• Request: Copy out the lines that include the word "delicious".

• Data extract:
------------------------------------------------
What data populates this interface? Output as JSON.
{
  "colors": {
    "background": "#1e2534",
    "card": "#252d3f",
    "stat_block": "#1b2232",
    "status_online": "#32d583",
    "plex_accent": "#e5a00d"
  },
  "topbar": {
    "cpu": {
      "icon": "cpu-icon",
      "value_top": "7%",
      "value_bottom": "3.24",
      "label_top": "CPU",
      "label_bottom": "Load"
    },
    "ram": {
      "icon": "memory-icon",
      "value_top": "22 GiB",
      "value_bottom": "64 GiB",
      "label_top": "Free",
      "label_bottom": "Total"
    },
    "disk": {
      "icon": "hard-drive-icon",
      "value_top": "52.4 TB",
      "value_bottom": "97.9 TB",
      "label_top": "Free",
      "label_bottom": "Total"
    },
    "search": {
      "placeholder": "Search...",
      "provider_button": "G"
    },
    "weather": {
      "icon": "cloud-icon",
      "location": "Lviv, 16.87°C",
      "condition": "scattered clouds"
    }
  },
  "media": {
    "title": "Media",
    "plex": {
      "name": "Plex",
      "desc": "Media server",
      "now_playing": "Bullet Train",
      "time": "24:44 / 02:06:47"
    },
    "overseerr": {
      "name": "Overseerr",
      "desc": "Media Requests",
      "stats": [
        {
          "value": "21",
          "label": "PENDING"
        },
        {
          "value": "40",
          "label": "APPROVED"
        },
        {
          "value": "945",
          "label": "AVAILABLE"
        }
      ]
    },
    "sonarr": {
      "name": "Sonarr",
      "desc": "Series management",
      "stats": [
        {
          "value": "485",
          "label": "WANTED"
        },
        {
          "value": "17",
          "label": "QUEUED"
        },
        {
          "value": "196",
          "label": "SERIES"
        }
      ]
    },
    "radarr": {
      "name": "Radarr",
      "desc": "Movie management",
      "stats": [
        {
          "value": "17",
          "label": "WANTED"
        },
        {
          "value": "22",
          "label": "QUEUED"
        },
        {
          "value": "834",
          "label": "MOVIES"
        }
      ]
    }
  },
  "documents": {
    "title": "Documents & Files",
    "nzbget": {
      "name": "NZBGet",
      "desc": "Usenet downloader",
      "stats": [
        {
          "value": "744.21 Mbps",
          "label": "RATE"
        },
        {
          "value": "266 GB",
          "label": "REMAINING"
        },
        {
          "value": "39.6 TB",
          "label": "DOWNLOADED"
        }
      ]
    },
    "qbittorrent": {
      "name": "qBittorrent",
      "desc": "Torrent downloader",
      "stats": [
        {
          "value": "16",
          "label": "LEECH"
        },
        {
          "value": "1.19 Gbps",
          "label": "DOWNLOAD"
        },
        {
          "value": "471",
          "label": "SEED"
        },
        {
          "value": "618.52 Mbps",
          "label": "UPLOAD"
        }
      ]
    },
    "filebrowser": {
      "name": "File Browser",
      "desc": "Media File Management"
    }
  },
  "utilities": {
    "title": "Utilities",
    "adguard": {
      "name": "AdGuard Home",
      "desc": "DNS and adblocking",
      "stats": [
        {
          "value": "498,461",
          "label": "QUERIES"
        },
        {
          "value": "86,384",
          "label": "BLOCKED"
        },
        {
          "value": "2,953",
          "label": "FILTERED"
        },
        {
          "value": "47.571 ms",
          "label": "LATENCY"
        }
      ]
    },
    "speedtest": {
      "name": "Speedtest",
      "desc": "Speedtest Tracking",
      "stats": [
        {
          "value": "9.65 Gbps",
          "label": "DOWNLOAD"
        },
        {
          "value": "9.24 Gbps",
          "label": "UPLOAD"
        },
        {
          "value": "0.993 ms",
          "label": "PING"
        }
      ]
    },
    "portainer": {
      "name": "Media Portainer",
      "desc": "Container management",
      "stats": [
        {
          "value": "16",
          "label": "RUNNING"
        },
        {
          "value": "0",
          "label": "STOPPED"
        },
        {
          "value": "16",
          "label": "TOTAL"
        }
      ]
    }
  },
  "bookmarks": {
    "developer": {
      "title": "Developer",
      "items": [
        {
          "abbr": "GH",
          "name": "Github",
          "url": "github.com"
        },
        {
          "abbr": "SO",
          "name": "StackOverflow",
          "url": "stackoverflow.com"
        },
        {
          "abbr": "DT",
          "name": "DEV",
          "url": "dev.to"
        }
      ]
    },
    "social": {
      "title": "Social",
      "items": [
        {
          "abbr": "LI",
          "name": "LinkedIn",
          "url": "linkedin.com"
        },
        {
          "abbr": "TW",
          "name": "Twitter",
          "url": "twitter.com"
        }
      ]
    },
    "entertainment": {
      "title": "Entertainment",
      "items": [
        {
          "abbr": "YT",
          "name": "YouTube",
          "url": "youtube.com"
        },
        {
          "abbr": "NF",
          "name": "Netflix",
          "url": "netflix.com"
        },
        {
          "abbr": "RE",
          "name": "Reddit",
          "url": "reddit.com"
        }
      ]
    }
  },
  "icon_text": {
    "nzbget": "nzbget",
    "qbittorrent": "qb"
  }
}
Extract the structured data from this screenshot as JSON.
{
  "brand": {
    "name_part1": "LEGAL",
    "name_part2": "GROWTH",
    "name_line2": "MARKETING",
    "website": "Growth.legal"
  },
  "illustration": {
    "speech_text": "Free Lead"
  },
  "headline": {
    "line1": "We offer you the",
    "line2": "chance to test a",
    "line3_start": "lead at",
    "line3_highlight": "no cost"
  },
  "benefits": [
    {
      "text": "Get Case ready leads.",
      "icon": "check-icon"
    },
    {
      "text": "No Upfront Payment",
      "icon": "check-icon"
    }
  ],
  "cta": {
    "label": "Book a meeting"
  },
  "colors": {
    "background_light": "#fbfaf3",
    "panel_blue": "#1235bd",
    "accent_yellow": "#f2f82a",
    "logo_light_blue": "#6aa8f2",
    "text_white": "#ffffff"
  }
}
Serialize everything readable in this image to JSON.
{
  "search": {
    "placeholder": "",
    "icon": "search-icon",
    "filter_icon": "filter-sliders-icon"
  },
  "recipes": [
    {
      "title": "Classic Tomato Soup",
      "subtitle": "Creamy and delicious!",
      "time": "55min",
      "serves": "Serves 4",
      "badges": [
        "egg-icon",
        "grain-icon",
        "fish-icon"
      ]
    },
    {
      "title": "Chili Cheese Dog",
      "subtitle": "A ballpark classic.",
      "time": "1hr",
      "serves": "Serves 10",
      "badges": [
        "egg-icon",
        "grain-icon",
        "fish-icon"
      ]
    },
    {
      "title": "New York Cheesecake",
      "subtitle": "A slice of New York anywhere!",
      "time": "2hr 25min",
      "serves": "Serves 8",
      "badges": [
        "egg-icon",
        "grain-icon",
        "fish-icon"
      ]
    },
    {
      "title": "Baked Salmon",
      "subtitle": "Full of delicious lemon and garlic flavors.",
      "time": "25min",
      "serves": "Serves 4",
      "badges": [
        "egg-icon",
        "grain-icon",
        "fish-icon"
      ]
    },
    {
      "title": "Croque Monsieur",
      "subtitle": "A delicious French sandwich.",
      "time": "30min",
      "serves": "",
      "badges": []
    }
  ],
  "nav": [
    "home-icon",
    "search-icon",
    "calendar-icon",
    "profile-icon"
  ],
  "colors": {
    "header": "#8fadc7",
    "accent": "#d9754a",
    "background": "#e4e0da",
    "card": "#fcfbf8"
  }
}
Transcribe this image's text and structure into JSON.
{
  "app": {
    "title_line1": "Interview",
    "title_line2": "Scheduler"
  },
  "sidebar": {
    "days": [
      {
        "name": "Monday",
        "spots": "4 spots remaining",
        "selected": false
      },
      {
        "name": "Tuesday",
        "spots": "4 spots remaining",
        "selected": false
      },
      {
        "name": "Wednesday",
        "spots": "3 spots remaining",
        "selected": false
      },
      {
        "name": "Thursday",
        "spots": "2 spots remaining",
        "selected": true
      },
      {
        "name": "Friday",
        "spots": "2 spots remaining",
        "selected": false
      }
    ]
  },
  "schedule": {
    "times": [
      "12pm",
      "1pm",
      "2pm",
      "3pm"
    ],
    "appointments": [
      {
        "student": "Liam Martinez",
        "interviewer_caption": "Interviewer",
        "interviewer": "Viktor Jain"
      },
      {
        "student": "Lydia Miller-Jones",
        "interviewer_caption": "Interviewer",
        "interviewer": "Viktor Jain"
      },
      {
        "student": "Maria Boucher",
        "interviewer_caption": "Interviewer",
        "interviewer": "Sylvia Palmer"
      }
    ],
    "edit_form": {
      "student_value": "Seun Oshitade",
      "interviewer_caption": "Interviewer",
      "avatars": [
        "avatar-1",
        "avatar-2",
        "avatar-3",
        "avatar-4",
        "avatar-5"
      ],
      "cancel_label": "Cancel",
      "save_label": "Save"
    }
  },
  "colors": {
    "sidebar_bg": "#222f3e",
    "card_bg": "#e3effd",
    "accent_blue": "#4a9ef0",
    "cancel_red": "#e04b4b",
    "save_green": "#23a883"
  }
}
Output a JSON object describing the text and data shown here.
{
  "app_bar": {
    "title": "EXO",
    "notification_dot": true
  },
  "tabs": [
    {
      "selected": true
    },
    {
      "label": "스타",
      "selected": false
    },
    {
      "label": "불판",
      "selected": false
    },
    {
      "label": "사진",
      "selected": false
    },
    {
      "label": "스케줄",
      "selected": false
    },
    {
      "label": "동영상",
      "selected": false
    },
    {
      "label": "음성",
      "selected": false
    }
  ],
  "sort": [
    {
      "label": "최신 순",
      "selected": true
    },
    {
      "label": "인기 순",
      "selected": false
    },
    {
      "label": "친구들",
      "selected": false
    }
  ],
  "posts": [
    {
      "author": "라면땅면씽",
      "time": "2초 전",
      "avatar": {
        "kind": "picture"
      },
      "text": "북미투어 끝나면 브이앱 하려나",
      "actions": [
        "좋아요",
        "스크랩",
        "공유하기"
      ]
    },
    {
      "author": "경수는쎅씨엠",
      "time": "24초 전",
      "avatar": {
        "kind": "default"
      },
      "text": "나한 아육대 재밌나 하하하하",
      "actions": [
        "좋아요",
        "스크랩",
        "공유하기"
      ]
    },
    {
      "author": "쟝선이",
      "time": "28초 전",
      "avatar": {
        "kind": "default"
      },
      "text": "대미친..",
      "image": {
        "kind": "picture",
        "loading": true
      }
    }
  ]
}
------------------------------------------------
• Answer to the exercise:
      "subtitle": "Creamy and delicious!",
      "subtitle": "Full of delicious lemon and garlic flavors.",
      "subtitle": "A delicious French sandwich.",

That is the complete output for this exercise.